#### [Dataset items]

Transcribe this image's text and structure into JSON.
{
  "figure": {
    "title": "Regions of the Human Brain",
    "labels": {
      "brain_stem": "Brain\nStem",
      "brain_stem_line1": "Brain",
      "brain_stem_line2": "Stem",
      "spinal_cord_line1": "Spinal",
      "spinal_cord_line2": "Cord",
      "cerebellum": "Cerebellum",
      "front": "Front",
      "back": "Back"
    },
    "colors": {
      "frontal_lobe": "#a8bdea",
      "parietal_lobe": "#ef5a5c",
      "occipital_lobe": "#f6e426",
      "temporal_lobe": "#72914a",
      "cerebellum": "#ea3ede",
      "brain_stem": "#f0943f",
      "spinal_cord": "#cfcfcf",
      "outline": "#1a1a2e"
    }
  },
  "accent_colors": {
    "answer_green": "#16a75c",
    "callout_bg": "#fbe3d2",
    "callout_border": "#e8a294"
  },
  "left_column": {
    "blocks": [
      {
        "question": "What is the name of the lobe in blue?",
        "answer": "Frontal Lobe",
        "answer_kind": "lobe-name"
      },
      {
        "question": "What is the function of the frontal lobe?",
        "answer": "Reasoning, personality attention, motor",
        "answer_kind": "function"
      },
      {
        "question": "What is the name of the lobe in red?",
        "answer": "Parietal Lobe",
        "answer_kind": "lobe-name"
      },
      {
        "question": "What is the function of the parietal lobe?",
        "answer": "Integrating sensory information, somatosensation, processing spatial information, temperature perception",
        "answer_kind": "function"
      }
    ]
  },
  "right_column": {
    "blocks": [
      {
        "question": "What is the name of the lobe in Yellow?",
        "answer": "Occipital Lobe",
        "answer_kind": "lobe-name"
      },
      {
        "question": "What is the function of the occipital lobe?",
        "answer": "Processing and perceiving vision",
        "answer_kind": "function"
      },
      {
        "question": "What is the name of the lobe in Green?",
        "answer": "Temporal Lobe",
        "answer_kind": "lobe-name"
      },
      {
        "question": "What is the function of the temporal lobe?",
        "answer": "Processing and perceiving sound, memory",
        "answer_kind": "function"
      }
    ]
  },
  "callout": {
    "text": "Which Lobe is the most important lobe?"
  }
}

#### [Written request]
Copy in full each line that holds the word "cerebellum".

#### [Answer to the exercise]
      "cerebellum": "Cerebellum",
      "cerebellum": "#ea3ede",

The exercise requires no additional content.